Task description:
Of all the lines in the material, how many include the word "North"? Reply with the number alone.

The input:
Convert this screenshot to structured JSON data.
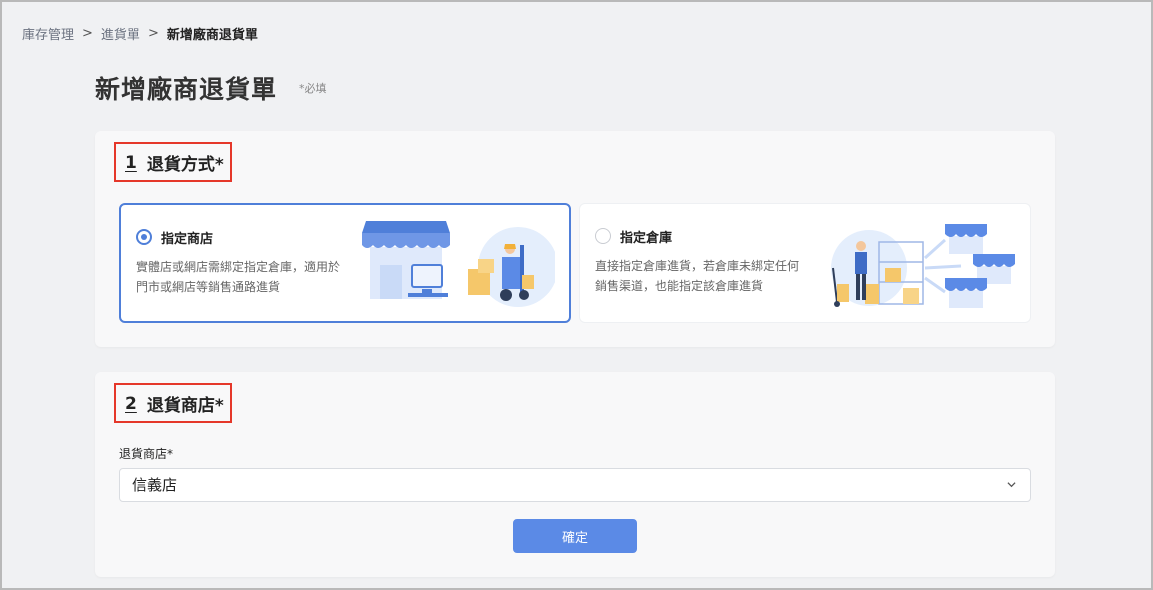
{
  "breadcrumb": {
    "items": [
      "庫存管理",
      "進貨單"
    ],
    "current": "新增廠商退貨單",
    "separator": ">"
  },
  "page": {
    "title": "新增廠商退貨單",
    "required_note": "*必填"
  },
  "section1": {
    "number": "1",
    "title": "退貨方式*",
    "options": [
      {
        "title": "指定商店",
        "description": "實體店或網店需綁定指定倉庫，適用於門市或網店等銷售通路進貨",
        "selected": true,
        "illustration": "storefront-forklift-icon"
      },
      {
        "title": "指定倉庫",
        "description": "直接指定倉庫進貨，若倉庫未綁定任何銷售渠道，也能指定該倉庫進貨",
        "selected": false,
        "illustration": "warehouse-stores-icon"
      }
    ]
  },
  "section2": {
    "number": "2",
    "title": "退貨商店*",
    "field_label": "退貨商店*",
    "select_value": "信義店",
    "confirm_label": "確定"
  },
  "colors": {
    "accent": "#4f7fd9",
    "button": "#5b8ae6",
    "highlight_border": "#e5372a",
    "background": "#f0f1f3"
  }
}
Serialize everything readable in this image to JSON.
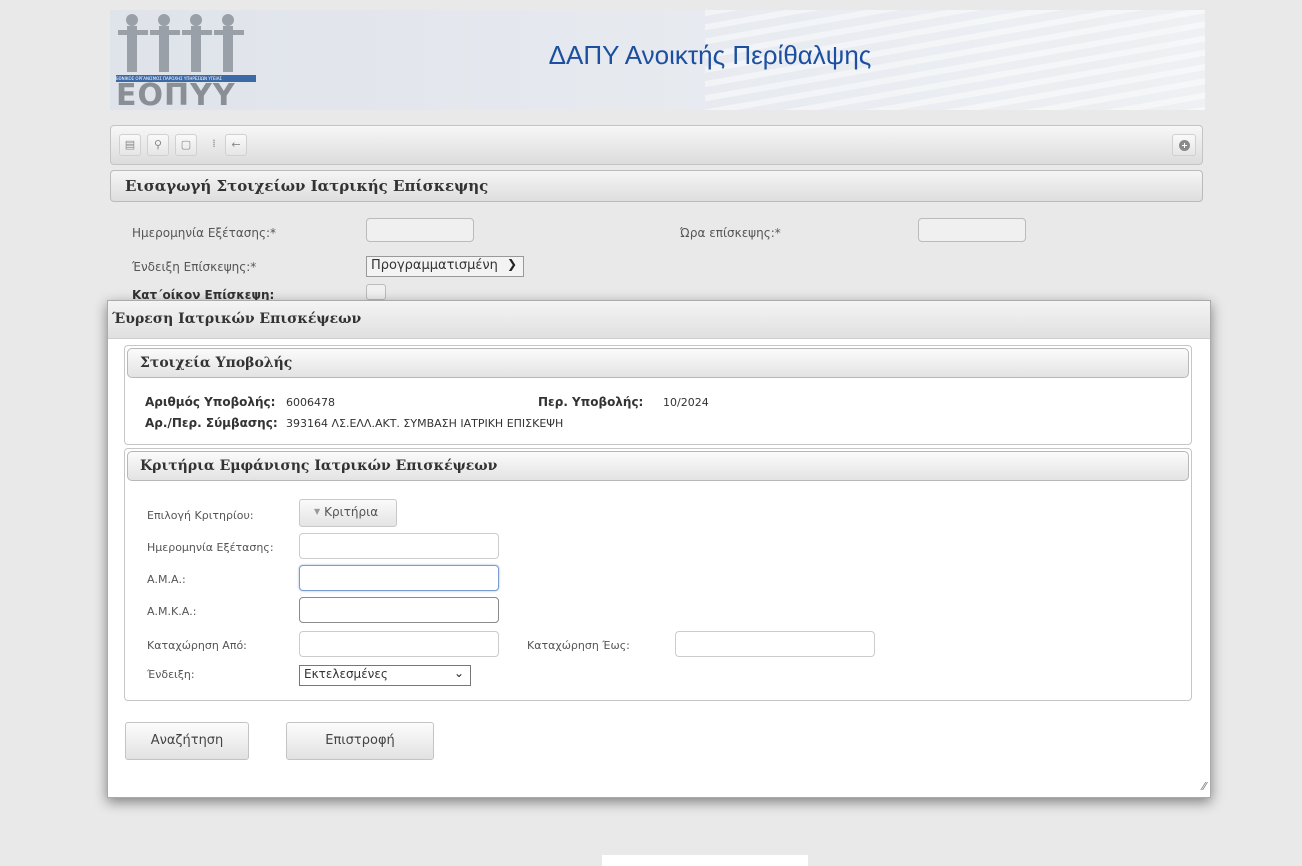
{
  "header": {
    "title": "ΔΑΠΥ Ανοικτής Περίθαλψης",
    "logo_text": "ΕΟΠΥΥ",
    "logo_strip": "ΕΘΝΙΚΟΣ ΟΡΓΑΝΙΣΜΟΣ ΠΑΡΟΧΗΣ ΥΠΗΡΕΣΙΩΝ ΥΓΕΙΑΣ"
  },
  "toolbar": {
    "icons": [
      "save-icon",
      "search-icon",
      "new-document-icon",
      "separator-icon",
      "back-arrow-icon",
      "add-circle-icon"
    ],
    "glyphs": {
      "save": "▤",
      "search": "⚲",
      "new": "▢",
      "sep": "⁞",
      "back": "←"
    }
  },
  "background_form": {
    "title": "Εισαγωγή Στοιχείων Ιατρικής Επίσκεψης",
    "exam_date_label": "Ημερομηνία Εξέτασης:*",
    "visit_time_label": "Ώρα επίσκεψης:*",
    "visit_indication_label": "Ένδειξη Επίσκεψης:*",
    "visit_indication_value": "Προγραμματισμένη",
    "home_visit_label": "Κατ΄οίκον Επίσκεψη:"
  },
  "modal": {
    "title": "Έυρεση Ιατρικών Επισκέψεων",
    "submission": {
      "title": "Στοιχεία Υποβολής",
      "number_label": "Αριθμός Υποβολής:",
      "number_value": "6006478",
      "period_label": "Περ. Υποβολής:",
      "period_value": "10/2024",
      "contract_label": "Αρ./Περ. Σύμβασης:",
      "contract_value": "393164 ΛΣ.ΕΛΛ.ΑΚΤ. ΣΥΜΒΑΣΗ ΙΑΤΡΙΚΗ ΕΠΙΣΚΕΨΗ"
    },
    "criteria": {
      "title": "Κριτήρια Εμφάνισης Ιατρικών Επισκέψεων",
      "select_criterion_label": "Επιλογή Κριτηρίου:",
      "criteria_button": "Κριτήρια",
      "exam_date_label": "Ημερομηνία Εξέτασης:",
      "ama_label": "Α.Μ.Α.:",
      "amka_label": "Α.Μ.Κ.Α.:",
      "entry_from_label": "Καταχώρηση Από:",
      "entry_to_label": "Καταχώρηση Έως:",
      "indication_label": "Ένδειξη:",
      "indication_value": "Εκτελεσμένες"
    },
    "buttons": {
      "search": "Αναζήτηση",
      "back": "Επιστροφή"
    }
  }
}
...
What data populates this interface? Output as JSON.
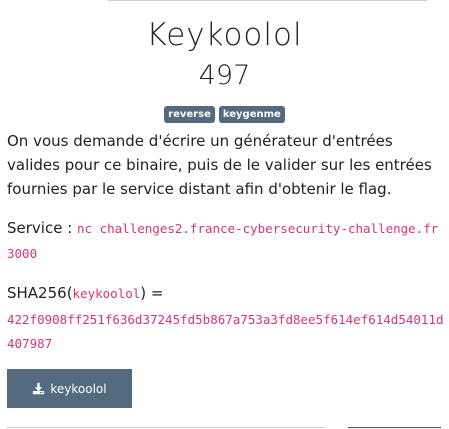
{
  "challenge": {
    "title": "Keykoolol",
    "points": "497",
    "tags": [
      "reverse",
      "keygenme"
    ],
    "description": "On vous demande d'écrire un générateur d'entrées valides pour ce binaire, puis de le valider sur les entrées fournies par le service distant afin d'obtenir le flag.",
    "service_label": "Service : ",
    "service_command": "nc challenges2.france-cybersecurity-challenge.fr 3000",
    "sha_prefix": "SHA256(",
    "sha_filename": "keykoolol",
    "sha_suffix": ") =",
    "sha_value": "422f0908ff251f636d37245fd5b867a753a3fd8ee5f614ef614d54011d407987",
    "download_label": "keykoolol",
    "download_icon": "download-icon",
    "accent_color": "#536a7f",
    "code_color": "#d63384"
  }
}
--
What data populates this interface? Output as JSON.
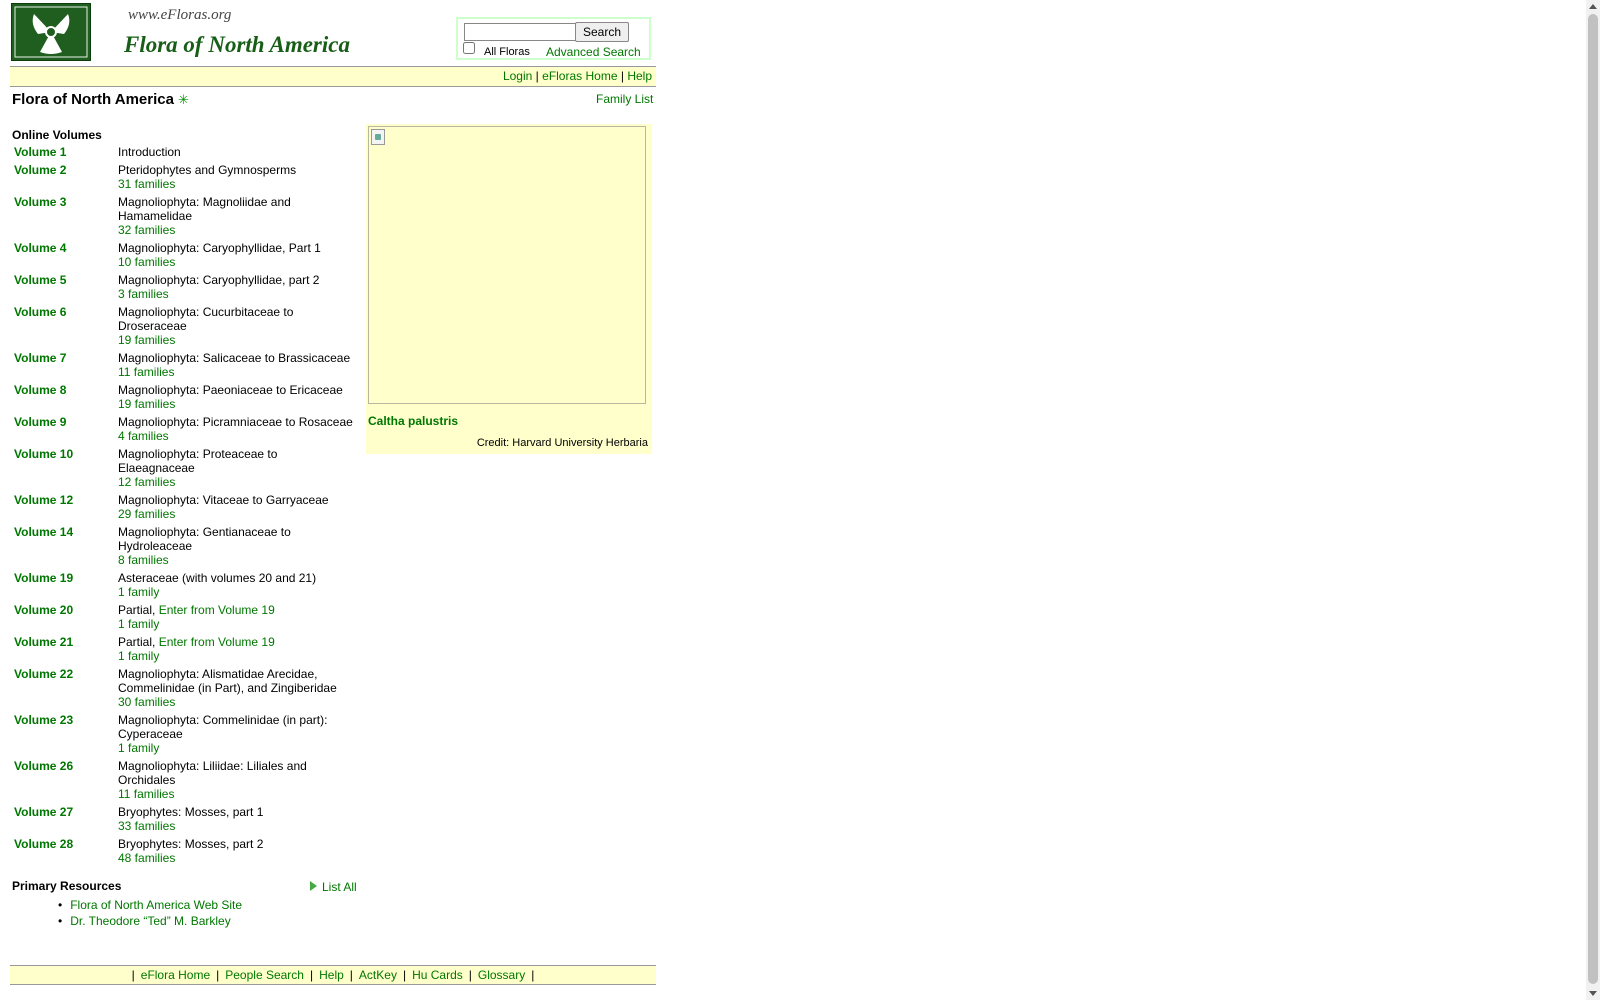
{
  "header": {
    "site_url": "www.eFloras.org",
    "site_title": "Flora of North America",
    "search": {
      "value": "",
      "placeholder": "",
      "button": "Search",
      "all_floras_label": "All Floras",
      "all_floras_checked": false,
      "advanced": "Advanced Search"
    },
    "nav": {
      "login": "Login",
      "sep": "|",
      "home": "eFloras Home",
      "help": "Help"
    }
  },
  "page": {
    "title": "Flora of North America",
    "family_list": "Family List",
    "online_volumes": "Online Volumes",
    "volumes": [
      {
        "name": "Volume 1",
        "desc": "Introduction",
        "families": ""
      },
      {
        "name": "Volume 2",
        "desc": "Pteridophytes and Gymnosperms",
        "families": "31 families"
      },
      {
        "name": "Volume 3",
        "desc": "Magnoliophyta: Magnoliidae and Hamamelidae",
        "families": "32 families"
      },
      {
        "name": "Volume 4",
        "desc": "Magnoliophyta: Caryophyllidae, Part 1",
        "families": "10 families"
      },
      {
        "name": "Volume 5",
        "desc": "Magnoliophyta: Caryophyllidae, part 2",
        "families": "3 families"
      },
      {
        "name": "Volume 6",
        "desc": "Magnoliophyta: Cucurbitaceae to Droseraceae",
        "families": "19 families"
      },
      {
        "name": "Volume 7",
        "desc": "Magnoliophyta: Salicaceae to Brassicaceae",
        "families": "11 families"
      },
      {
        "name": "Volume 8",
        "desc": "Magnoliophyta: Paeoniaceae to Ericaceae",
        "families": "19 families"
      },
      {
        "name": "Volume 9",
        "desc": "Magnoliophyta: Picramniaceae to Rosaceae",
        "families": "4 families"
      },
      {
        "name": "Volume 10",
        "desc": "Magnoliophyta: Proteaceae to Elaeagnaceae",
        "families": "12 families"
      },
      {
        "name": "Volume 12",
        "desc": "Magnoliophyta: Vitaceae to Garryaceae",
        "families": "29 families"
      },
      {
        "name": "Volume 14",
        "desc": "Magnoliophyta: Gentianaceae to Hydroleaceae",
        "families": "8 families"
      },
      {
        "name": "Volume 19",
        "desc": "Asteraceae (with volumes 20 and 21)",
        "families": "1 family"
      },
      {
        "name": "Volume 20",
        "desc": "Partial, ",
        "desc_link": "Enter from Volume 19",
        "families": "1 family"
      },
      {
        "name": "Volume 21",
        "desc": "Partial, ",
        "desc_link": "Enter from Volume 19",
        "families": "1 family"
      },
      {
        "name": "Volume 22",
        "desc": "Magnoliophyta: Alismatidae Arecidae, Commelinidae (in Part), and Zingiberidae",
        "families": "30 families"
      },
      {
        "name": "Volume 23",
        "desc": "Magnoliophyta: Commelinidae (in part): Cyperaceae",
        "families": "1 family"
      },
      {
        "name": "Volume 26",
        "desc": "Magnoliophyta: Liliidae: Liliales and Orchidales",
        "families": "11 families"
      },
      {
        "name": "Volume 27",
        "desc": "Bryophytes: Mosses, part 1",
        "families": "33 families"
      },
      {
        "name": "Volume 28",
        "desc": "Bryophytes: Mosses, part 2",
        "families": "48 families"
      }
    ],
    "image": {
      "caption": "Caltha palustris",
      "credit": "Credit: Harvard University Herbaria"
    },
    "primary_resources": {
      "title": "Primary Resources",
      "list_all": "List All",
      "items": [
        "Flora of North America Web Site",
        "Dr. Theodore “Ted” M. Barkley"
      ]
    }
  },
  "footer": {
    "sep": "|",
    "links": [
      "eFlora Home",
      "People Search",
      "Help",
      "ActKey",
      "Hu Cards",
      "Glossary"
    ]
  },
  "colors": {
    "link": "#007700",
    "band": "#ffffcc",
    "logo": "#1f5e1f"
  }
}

Answer below:
3